Page transcription dataset items
-- Opening Marker --

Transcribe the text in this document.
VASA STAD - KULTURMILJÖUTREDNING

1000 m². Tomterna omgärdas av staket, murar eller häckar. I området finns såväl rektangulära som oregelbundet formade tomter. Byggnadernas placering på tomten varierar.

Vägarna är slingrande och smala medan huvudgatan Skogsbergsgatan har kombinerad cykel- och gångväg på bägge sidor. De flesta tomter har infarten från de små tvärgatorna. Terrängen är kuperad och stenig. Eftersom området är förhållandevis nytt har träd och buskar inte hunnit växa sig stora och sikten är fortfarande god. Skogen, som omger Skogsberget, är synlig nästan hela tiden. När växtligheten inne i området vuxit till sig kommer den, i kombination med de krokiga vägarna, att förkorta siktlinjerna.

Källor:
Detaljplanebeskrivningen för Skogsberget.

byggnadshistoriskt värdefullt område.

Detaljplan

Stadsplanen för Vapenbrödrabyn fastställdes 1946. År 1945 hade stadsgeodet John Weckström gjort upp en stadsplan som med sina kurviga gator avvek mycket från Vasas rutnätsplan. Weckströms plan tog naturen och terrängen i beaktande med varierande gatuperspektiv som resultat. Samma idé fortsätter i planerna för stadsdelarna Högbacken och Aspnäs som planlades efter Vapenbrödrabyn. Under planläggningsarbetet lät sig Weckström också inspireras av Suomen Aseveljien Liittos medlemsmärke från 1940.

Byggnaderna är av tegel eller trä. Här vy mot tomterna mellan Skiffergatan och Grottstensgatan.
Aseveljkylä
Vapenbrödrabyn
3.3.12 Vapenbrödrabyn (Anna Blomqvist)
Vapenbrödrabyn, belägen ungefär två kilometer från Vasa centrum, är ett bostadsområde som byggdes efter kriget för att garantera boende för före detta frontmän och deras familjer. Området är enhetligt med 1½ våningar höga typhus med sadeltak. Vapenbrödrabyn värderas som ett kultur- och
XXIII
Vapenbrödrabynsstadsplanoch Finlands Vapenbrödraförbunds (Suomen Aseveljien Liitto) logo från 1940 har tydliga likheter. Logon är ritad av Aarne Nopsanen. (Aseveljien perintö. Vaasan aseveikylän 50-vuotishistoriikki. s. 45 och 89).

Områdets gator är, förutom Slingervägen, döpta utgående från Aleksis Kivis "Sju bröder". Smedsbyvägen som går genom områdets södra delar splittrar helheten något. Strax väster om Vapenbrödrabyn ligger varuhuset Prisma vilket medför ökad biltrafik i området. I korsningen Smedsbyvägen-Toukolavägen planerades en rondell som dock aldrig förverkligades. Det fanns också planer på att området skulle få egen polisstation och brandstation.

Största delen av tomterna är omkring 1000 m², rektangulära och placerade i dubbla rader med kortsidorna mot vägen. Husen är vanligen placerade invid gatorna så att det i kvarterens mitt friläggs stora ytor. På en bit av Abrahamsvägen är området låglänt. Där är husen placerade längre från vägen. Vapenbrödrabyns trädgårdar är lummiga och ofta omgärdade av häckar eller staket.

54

-- Closing Marker --

*Task directions*.
Copy the entries above exactly, so that each line matches the original.

*Answer to this exercise*.
Transcribe the text in this document.
VASA STAD - KULTURMILJÖUTREDNING

1000 m². Tomterna omgärdas av staket, murar eller häckar. I området finns såväl rektangulära som oregelbundet formade tomter. Byggnadernas placering på tomten varierar.

Vägarna är slingrande och smala medan huvudgatan Skogsbergsgatan har kombinerad cykel- och gångväg på bägge sidor. De flesta tomter har infarten från de små tvärgatorna. Terrängen är kuperad och stenig. Eftersom området är förhållandevis nytt har träd och buskar inte hunnit växa sig stora och sikten är fortfarande god. Skogen, som omger Skogsberget, är synlig nästan hela tiden. När växtligheten inne i området vuxit till sig kommer den, i kombination med de krokiga vägarna, att förkorta siktlinjerna.

Källor:
Detaljplanebeskrivningen för Skogsberget.

byggnadshistoriskt värdefullt område.

Detaljplan

Stadsplanen för Vapenbrödrabyn fastställdes 1946. År 1945 hade stadsgeodet John Weckström gjort upp en stadsplan som med sina kurviga gator avvek mycket från Vasas rutnätsplan. Weckströms plan tog naturen och terrängen i beaktande med varierande gatuperspektiv som resultat. Samma idé fortsätter i planerna för stadsdelarna Högbacken och Aspnäs som planlades efter Vapenbrödrabyn. Under planläggningsarbetet lät sig Weckström också inspireras av Suomen Aseveljien Liittos medlemsmärke från 1940.

Byggnaderna är av tegel eller trä. Här vy mot tomterna mellan Skiffergatan och Grottstensgatan.
Aseveljkylä
Vapenbrödrabyn
3.3.12 Vapenbrödrabyn (Anna Blomqvist)
Vapenbrödrabyn, belägen ungefär två kilometer från Vasa centrum, är ett bostadsområde som byggdes efter kriget för att garantera boende för före detta frontmän och deras familjer. Området är enhetligt med 1½ våningar höga typhus med sadeltak. Vapenbrödrabyn värderas som ett kultur- och
XXIII
Vapenbrödrabynsstadsplanoch Finlands Vapenbrödraförbunds (Suomen Aseveljien Liitto) logo från 1940 har tydliga likheter. Logon är ritad av Aarne Nopsanen. (Aseveljien perintö. Vaasan aseveikylän 50-vuotishistoriikki. s. 45 och 89).

Områdets gator är, förutom Slingervägen, döpta utgående från Aleksis Kivis "Sju bröder". Smedsbyvägen som går genom områdets södra delar splittrar helheten något. Strax väster om Vapenbrödrabyn ligger varuhuset Prisma vilket medför ökad biltrafik i området. I korsningen Smedsbyvägen-Toukolavägen planerades en rondell som dock aldrig förverkligades. Det fanns också planer på att området skulle få egen polisstation och brandstation.

Största delen av tomterna är omkring 1000 m², rektangulära och placerade i dubbla rader med kortsidorna mot vägen. Husen är vanligen placerade invid gatorna så att det i kvarterens mitt friläggs stora ytor. På en bit av Abrahamsvägen är området låglänt. Där är husen placerade längre från vägen. Vapenbrödrabyns trädgårdar är lummiga och ofta omgärdade av häckar eller staket.

54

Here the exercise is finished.